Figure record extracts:
[Begin]

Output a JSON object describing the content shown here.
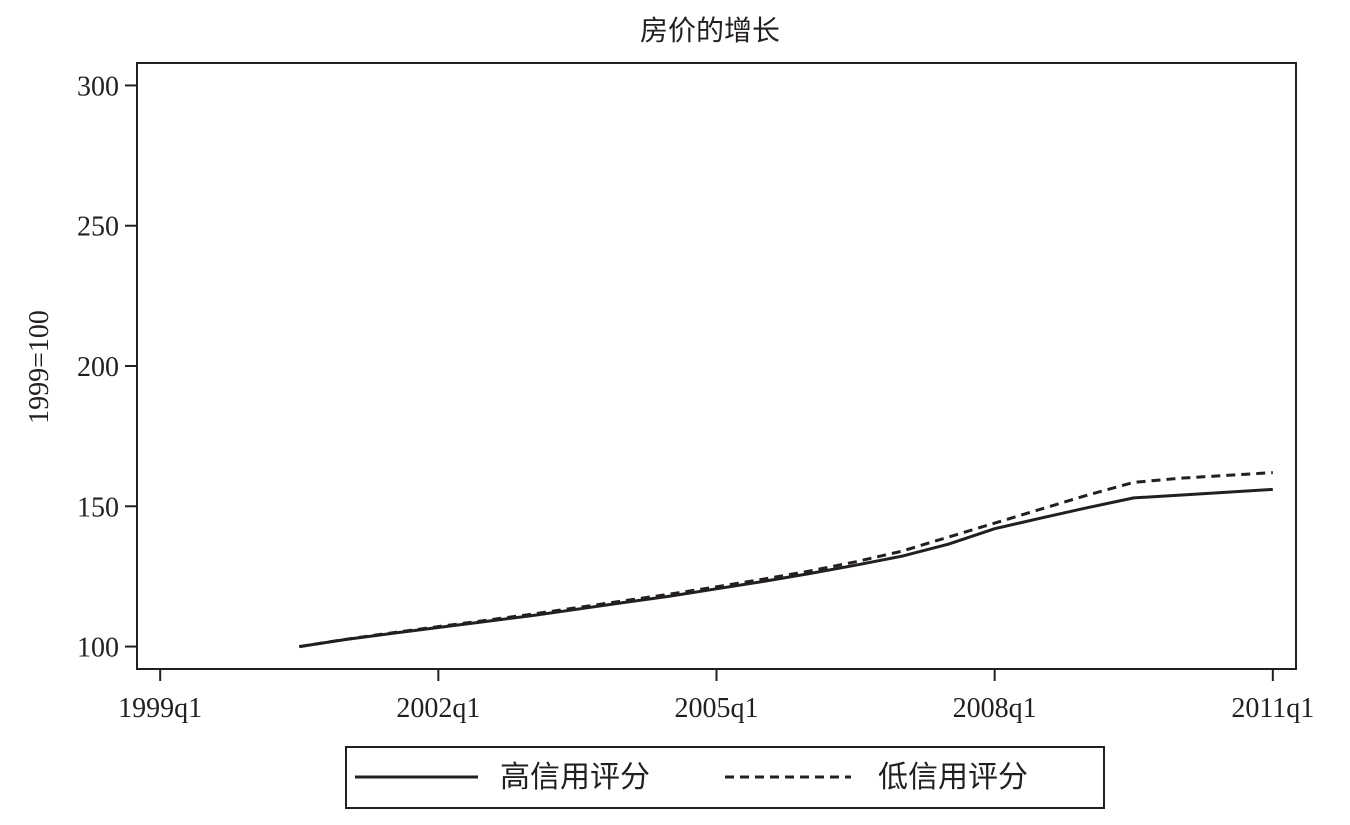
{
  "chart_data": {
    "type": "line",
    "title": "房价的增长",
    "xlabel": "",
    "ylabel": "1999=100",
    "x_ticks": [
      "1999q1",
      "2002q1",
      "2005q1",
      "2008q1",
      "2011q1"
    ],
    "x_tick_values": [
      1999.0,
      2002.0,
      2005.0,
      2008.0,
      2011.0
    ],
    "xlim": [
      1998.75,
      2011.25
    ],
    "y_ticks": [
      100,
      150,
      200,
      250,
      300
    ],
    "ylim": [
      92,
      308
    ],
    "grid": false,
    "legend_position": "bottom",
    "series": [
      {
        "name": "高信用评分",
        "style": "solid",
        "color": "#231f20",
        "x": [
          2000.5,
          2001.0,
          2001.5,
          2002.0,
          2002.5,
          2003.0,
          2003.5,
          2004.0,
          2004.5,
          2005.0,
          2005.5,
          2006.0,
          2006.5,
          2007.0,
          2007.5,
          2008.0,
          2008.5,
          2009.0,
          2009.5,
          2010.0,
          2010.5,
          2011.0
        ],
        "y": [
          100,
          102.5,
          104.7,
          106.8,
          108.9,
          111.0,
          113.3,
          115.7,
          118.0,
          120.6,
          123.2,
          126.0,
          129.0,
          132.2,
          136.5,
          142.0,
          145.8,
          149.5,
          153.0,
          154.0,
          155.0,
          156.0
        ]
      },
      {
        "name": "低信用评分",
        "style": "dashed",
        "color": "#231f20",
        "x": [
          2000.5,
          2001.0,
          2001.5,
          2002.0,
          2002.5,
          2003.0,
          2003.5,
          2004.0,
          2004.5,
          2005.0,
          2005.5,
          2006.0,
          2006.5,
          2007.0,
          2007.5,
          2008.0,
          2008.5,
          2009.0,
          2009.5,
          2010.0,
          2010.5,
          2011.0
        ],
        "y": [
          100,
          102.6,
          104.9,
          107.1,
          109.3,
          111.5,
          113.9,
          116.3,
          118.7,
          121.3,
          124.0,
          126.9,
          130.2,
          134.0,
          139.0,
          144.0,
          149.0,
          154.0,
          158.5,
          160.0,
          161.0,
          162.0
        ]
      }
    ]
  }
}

[End]
[Begin]

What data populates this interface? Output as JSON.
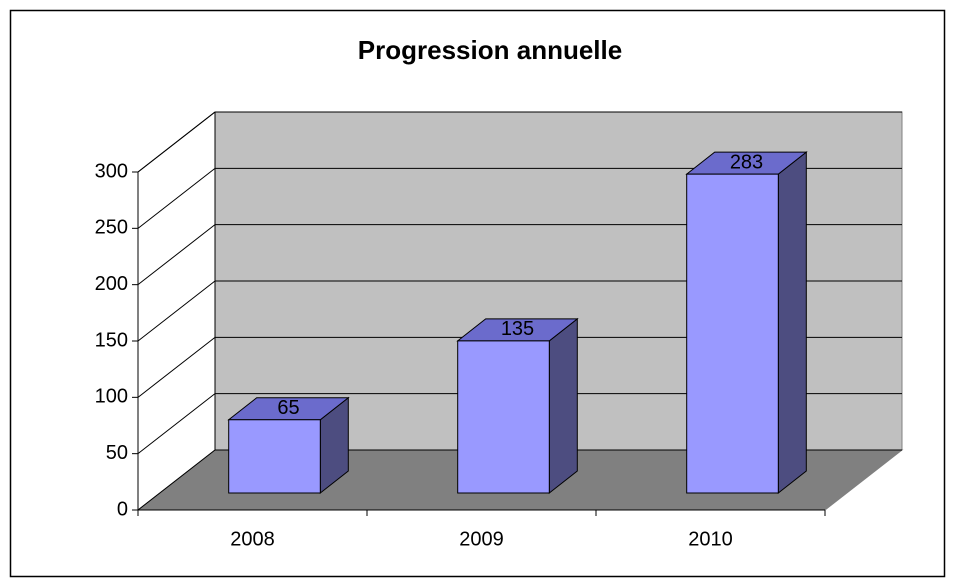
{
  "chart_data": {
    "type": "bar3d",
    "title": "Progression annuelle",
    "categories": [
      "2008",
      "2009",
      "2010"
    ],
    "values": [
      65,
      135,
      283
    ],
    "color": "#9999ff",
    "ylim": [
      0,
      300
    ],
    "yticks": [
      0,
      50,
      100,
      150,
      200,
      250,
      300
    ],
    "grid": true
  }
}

[End]

--- GOAL ---
Show each line in the entries that holds the string "Output".

--- SOLUTION TO THIS TASK ---
Output a JSON object describing the content shown here.
What data populates this interface? Output as JSON.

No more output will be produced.